Task objective: Collect every line of the records below that contains the word "hour".

(Collected data entries)
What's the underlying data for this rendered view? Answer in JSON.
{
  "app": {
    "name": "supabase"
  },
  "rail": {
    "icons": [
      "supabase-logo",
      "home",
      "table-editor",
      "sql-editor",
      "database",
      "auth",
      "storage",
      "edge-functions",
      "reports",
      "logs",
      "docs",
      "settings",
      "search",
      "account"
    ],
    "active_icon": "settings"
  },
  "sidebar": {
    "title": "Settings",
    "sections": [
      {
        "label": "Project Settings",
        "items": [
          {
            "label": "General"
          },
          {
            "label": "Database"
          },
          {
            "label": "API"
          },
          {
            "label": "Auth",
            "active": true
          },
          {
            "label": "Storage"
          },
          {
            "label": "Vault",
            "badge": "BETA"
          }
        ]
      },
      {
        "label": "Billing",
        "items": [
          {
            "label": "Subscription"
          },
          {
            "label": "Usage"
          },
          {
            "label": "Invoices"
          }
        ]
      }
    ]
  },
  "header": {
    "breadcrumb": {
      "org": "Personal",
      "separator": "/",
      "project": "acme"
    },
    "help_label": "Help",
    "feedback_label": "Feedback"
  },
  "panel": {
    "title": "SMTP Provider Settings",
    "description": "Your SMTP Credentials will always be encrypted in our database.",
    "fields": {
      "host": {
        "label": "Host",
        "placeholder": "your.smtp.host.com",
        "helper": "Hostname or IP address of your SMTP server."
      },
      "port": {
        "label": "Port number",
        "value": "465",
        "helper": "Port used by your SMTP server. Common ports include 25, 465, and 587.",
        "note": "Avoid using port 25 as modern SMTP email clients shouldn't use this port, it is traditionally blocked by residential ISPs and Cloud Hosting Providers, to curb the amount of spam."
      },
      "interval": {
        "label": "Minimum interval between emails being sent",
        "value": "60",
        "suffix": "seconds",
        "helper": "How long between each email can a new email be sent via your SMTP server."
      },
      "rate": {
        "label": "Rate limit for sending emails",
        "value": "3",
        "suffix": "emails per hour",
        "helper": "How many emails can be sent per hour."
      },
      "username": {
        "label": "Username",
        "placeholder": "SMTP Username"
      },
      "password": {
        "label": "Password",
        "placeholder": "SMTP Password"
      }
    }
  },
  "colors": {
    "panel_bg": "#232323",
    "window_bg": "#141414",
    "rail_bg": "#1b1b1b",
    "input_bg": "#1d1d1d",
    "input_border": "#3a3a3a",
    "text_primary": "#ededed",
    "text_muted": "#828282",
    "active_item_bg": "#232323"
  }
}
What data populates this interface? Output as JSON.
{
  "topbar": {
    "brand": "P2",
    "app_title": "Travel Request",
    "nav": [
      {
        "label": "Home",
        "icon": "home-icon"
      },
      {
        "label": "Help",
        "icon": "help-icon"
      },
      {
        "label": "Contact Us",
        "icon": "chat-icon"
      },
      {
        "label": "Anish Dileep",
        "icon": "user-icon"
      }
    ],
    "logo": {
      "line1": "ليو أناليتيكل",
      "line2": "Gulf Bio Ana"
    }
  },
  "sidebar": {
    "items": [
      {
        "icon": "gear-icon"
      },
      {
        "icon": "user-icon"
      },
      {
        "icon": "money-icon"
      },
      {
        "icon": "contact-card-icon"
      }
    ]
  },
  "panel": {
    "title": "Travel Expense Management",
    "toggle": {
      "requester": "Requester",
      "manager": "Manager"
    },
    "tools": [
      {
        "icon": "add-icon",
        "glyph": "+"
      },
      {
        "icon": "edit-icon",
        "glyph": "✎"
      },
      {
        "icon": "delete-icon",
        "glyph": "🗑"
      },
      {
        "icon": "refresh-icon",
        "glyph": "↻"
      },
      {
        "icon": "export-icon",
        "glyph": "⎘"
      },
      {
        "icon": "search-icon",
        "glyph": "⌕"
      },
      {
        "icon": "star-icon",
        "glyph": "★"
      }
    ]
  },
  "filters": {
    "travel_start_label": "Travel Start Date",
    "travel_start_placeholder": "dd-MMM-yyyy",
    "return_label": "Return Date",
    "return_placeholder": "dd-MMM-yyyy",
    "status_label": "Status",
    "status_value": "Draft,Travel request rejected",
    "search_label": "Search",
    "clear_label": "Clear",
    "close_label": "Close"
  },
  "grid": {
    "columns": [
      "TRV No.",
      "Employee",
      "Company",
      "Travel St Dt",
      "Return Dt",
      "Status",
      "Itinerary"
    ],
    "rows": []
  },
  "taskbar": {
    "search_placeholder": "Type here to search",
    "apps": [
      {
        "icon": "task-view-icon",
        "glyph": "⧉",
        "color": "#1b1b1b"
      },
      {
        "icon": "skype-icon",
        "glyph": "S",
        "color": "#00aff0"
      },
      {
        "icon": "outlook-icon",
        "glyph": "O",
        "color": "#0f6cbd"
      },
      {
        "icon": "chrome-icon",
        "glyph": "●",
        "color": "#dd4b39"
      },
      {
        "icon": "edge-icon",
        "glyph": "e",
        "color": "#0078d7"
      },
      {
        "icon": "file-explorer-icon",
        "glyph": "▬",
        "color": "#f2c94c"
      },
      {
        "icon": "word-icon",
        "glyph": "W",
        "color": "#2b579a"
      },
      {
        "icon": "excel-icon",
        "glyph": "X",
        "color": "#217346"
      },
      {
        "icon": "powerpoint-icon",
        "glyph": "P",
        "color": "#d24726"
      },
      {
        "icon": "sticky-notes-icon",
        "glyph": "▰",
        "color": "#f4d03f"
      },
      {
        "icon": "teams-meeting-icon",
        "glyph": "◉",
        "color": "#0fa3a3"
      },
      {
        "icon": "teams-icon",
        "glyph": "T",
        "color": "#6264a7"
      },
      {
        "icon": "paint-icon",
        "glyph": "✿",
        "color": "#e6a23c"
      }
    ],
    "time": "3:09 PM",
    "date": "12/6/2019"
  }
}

Answer:
        "suffix": "emails per hour",
        "helper": "How many emails can be sent per hour."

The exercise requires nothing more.